## TASK BRIEF
Reproduce verbatim the lines in the items below, starting with the line that contains "row-drag-handle[interactable] [461,927,536,984]" and continuing through the line that contains "column-header-enabled[interactable]: Enabled [2206,296,2310,322]", with both of those lines included.
begin LISTED ENTRIES
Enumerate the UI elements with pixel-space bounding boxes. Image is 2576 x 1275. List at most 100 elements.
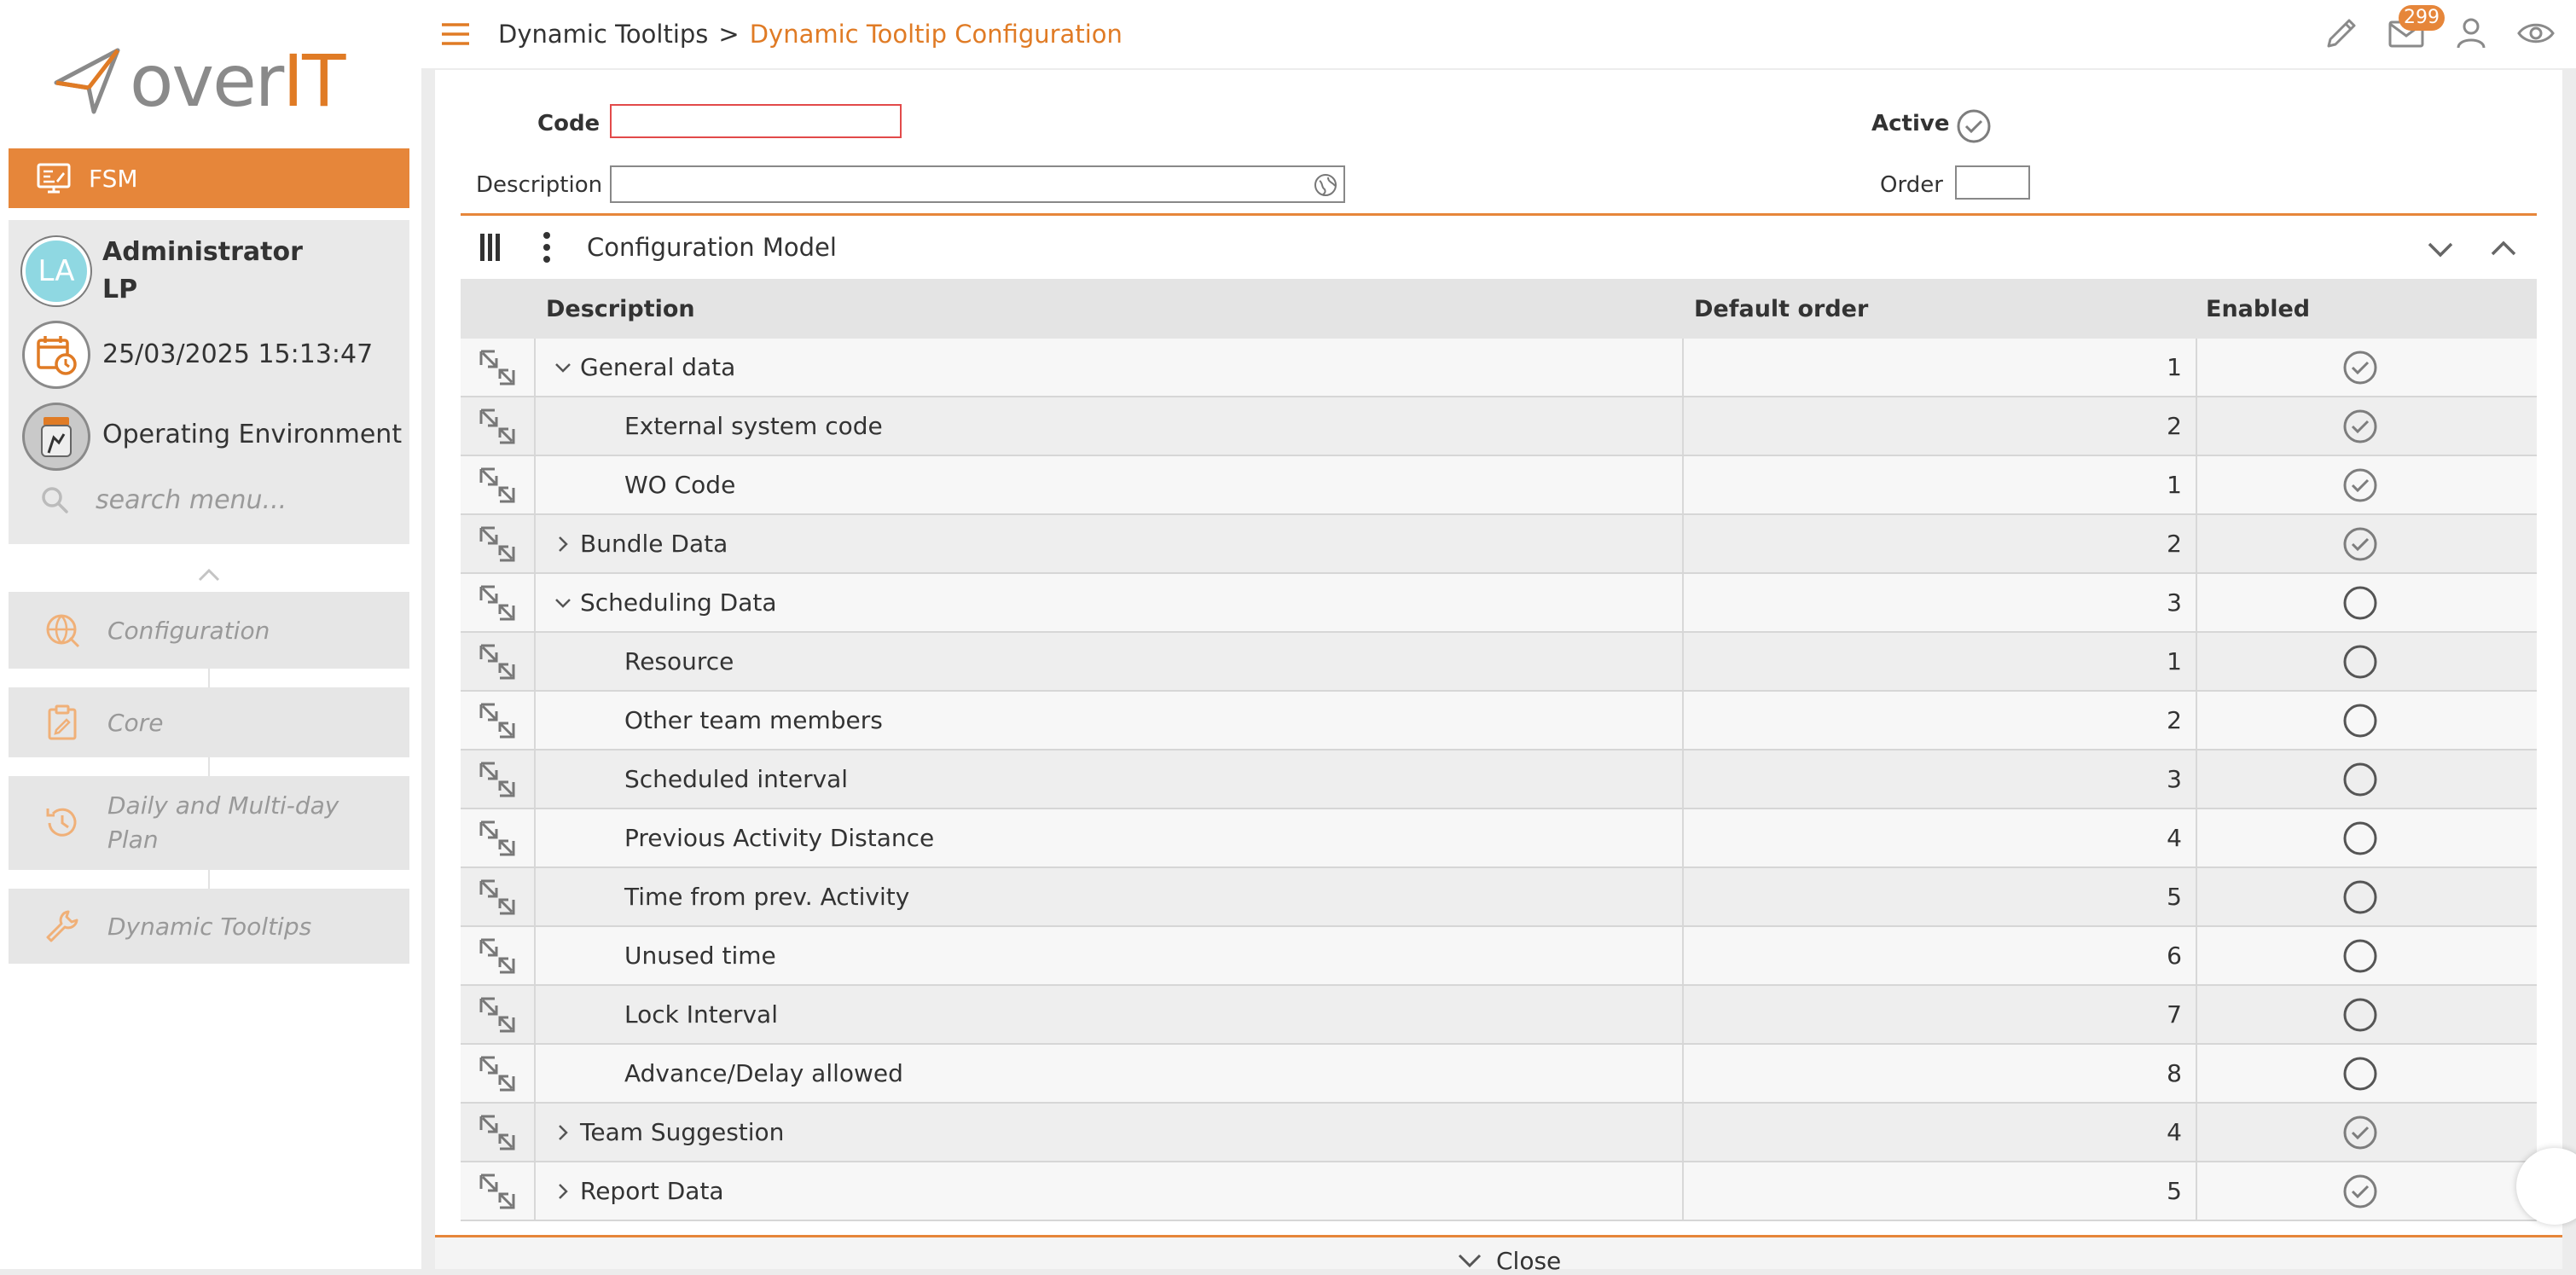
row-drag-handle[interactable] [461,927,536,984]
column-header-default-order[interactable]: Default order [1694,296,2206,322]
chevron-down-icon[interactable] [551,356,575,380]
row-order-cell: 5 [1684,1162,2197,1220]
chevron-right-icon[interactable] [551,1121,575,1145]
module-bar-fsm[interactable]: FSM [9,148,409,208]
row-drag-handle[interactable] [461,868,536,925]
table-row[interactable]: General data 1 [461,339,2537,397]
column-header-enabled[interactable]: Enabled [2206,296,2310,322]
sidebar-item-label: Dynamic Tooltips [107,912,312,941]
row-description-cell: Lock Interval [536,986,1684,1043]
row-enabled-cell[interactable] [2197,692,2537,749]
code-input[interactable] [610,104,902,138]
row-description-cell: Previous Activity Distance [536,809,1684,866]
row-drag-handle[interactable] [461,397,536,455]
row-order: 6 [2167,942,2182,970]
table-row[interactable]: WO Code 1 [461,456,2537,515]
chevron-right-icon[interactable] [551,1179,575,1203]
row-enabled-cell[interactable] [2197,986,2537,1043]
table-row[interactable]: Scheduling Data 3 [461,574,2537,633]
table-row[interactable]: Resource 1 [461,633,2537,692]
drag-move-icon [479,409,515,443]
row-enabled-cell[interactable] [2197,751,2537,808]
pencil-icon[interactable] [2322,14,2361,53]
row-description: General data [580,353,736,381]
code-label: Code [537,111,600,136]
row-enabled-cell[interactable] [2197,1104,2537,1161]
mail-button[interactable]: 299 [2387,5,2445,53]
column-header-description[interactable]: Description [546,296,1694,322]
module-label: FSM [89,164,138,193]
table-row[interactable]: Other team members 2 [461,692,2537,751]
user-name-line1: Administrator [102,237,303,267]
row-enabled-cell[interactable] [2197,1045,2537,1102]
row-description-cell: Unused time [536,927,1684,984]
row-drag-handle[interactable] [461,339,536,396]
table-row[interactable]: External system code 2 [461,397,2537,456]
description-input[interactable] [610,165,1345,203]
chevron-down-icon[interactable] [2424,233,2457,265]
drag-move-icon [479,644,515,679]
hamburger-menu-icon[interactable] [438,17,473,51]
row-enabled-cell[interactable] [2197,868,2537,925]
avatar[interactable]: LA [22,237,90,305]
sidebar-item-core[interactable]: Core [9,687,409,757]
globe-translate-icon[interactable] [1313,172,1338,198]
drag-move-icon [479,879,515,914]
row-drag-handle[interactable] [461,809,536,866]
disabled-circle-icon [2343,880,2377,913]
row-drag-handle[interactable] [461,633,536,690]
table-row[interactable]: Time from prev. Activity 5 [461,868,2537,927]
row-enabled-cell[interactable] [2197,397,2537,455]
table-row[interactable]: Unused time 6 [461,927,2537,986]
active-checkbox[interactable] [1955,107,1993,145]
chevron-up-icon[interactable] [2487,233,2520,265]
row-order: 1 [2167,353,2182,381]
row-order-cell: 2 [1684,515,2197,572]
row-enabled-cell[interactable] [2197,809,2537,866]
row-order: 2 [2167,706,2182,734]
row-enabled-cell[interactable] [2197,633,2537,690]
row-description: Other team members [624,706,883,734]
table-row[interactable]: Report Data 5 [461,1162,2537,1221]
row-drag-handle[interactable] [461,1104,536,1161]
chevron-up-icon[interactable] [196,563,222,588]
enabled-check-icon [2343,351,2377,384]
row-enabled-cell[interactable] [2197,574,2537,631]
sidebar-item-configuration[interactable]: Configuration [9,592,409,669]
sidebar-item-dynamic-tooltips[interactable]: Dynamic Tooltips [9,889,409,964]
row-drag-handle[interactable] [461,515,536,572]
table-row[interactable]: Bundle Data 2 [461,515,2537,574]
chevron-right-icon[interactable] [551,532,575,556]
row-drag-handle[interactable] [461,692,536,749]
enabled-check-icon [2343,1116,2377,1149]
columns-icon[interactable] [479,232,502,263]
table-row[interactable]: Previous Activity Distance 4 [461,809,2537,868]
table-row[interactable]: Lock Interval 7 [461,986,2537,1045]
sidebar-item-daily-plan[interactable]: Daily and Multi-day Plan [9,776,409,870]
user-icon[interactable] [2451,14,2491,53]
search-menu[interactable]: search menu... [39,484,287,515]
breadcrumb-parent[interactable]: Dynamic Tooltips [498,20,708,49]
row-drag-handle[interactable] [461,986,536,1043]
row-enabled-cell[interactable] [2197,927,2537,984]
user-name: Administrator LP [102,234,303,309]
table-row[interactable]: Team Suggestion 4 [461,1104,2537,1162]
row-drag-handle[interactable] [461,574,536,631]
chevron-down-icon[interactable] [551,591,575,615]
eye-icon[interactable] [2516,14,2556,53]
drag-move-icon [479,526,515,561]
row-drag-handle[interactable] [461,751,536,808]
order-input[interactable] [1955,165,2030,200]
row-drag-handle[interactable] [461,1162,536,1220]
row-drag-handle[interactable] [461,456,536,513]
row-enabled-cell[interactable] [2197,515,2537,572]
row-order-cell: 4 [1684,809,2197,866]
more-vertical-icon[interactable] [542,231,551,264]
table-row[interactable]: Scheduled interval 3 [461,751,2537,809]
row-enabled-cell[interactable] [2197,456,2537,513]
table-row[interactable]: Advance/Delay allowed 8 [461,1045,2537,1104]
close-button[interactable]: Close [1455,1246,1561,1275]
row-drag-handle[interactable] [461,1045,536,1102]
row-enabled-cell[interactable] [2197,1162,2537,1220]
row-enabled-cell[interactable] [2197,339,2537,396]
end LISTED ENTRIES
## REPLY
row-drag-handle[interactable] [461,927,536,984]
column-header-default-order[interactable]: Default order [1694,296,2206,322]
chevron-down-icon[interactable] [551,356,575,380]
row-order-cell: 5 [1684,1162,2197,1220]
chevron-right-icon[interactable] [551,1121,575,1145]
module-bar-fsm[interactable]: FSM [9,148,409,208]
row-drag-handle[interactable] [461,868,536,925]
table-row[interactable]: General data 1 [461,339,2537,397]
column-header-enabled[interactable]: Enabled [2206,296,2310,322]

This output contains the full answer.